== Data for the task ==

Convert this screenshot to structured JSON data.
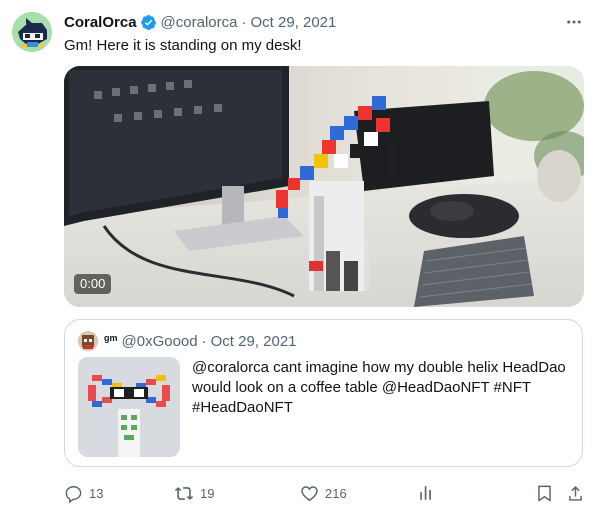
{
  "tweet": {
    "display_name": "CoralOrca",
    "handle": "@coralorca",
    "separator": "·",
    "date": "Oct 29, 2021",
    "text": "Gm! Here it is standing on my desk!",
    "video": {
      "time": "0:00"
    }
  },
  "quote": {
    "display_name": "gm",
    "handle": "@0xGoood",
    "separator": "·",
    "date": "Oct 29, 2021",
    "text": "@coralorca cant imagine how my double helix HeadDao would look on a coffee table @HeadDaoNFT #NFT #HeadDaoNFT"
  },
  "actions": {
    "replies": "13",
    "retweets": "19",
    "likes": "216"
  },
  "icons": {
    "verified": "verified-badge-icon",
    "more": "more-icon",
    "reply": "reply-icon",
    "retweet": "retweet-icon",
    "like": "heart-icon",
    "views": "views-icon",
    "bookmark": "bookmark-icon",
    "share": "share-icon"
  },
  "colors": {
    "text": "#0f1419",
    "secondary": "#536471",
    "verified": "#1d9bf0",
    "border": "#cfd9de"
  }
}
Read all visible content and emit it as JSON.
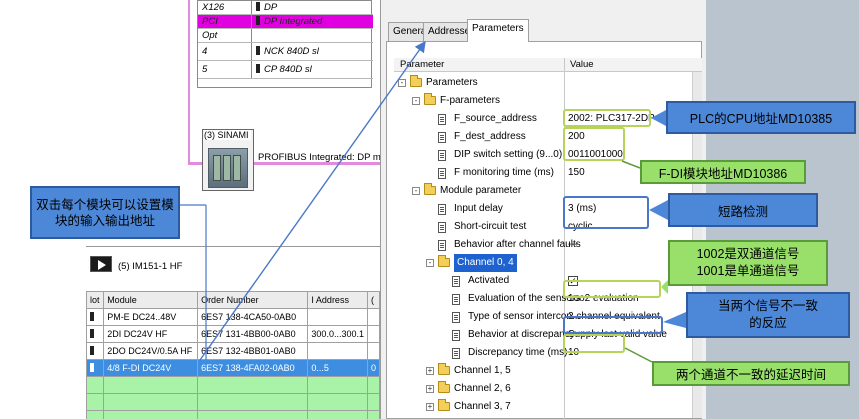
{
  "rack": {
    "rows": [
      {
        "slot": "X126",
        "module": "DP"
      },
      {
        "slot": "PCI",
        "module": "DP Integrated"
      },
      {
        "slot": "Opt",
        "module": ""
      },
      {
        "slot": "4",
        "module": "NCK 840D sl"
      },
      {
        "slot": "5",
        "module": "CP 840D sl"
      }
    ]
  },
  "dp_slave": {
    "label": "(3) SINAMI",
    "profibus": "PROFIBUS Integrated: DP maste"
  },
  "detail": {
    "slave_title": "(5)   IM151-1 HF",
    "table": {
      "headers": [
        "lot",
        "Module",
        "Order Number",
        "I Address",
        "("
      ],
      "rows": [
        {
          "slot": "",
          "module": "PM-E DC24..48V",
          "order": "6ES7 138-4CA50-0AB0",
          "iaddr": "",
          "x": ""
        },
        {
          "slot": "",
          "module": "2DI DC24V HF",
          "order": "6ES7 131-4BB00-0AB0",
          "iaddr": "300.0...300.1",
          "x": ""
        },
        {
          "slot": "",
          "module": "2DO DC24V/0.5A HF",
          "order": "6ES7 132-4BB01-0AB0",
          "iaddr": "",
          "x": ""
        },
        {
          "slot": "",
          "module": "4/8 F-DI DC24V",
          "order": "6ES7 138-4FA02-0AB0",
          "iaddr": "0...5",
          "x": "0"
        }
      ]
    }
  },
  "dialog": {
    "tabs": [
      "General",
      "Addresses",
      "Parameters"
    ],
    "active_tab": "Parameters",
    "columns": {
      "parameter": "Parameter",
      "value": "Value"
    },
    "tree": [
      {
        "label": "Parameters",
        "value": "",
        "kind": "folder",
        "expander": "-",
        "level": 0
      },
      {
        "label": "F-parameters",
        "value": "",
        "kind": "folder",
        "expander": "-",
        "level": 1
      },
      {
        "label": "F_source_address",
        "value": "2002: PLC317-2DP",
        "kind": "doc",
        "level": 2
      },
      {
        "label": "F_dest_address",
        "value": "200",
        "kind": "doc",
        "level": 2
      },
      {
        "label": "DIP switch setting (9...0)",
        "value": "0011001000",
        "kind": "doc",
        "level": 2
      },
      {
        "label": "F monitoring time (ms)",
        "value": "150",
        "kind": "doc",
        "level": 2
      },
      {
        "label": "Module parameter",
        "value": "",
        "kind": "folder",
        "expander": "-",
        "level": 1
      },
      {
        "label": "Input delay",
        "value": "3 (ms)",
        "kind": "doc",
        "level": 2
      },
      {
        "label": "Short-circuit test",
        "value": "cyclic",
        "kind": "doc",
        "level": 2
      },
      {
        "label": "Behavior after channel faults",
        "value": "---",
        "kind": "doc",
        "level": 2
      },
      {
        "label": "Channel 0, 4",
        "value": "",
        "kind": "folder",
        "expander": "-",
        "level": 2,
        "selected": true
      },
      {
        "label": "Activated",
        "value": "",
        "kind": "doc",
        "level": 3,
        "checkbox": true,
        "checked": true
      },
      {
        "label": "Evaluation of the sensors",
        "value": "1oo2 evaluation",
        "kind": "doc",
        "level": 3
      },
      {
        "label": "Type of sensor intercon...",
        "value": "2 channel equivalent",
        "kind": "doc",
        "level": 3
      },
      {
        "label": "Behavior at discrepancy",
        "value": "Supply last valid value",
        "kind": "doc",
        "level": 3
      },
      {
        "label": "Discrepancy time (ms)",
        "value": "10",
        "kind": "doc",
        "level": 3
      },
      {
        "label": "Channel 1, 5",
        "value": "",
        "kind": "folder",
        "expander": "+",
        "level": 2
      },
      {
        "label": "Channel 2, 6",
        "value": "",
        "kind": "folder",
        "expander": "+",
        "level": 2
      },
      {
        "label": "Channel 3, 7",
        "value": "",
        "kind": "folder",
        "expander": "+",
        "level": 2
      }
    ]
  },
  "annotations": {
    "double_click": "双击每个模块可以设置模块的输入输出地址",
    "plc_cpu": "PLC的CPU地址MD10385",
    "fdi_addr": "F-DI模块地址MD10386",
    "short_circuit": "短路检测",
    "channel_signal": "1002是双通道信号\n1001是单通道信号",
    "discrepancy_reaction": "当两个信号不一致\n的反应",
    "delay_time": "两个通道不一致的延迟时间"
  },
  "colors": {
    "selection_magenta": "#e000e0",
    "selection_blue": "#1e62d0",
    "callout_blue": "#4d88d8",
    "callout_green": "#98e06a",
    "highlight_green": "#b7d35a"
  }
}
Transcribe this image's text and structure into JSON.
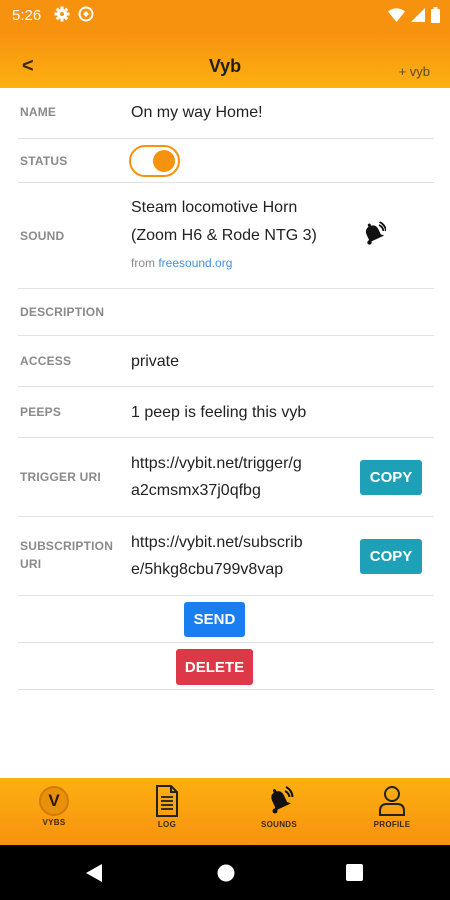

===

> _Aim of the task_:
Copy all lines from the material that include "JSON".

> _Solution to the exercise_:
Convert this screenshot to structured JSON data.
Read all visible content and emit it as JSON.
Transcribe this image's text and structure into JSON.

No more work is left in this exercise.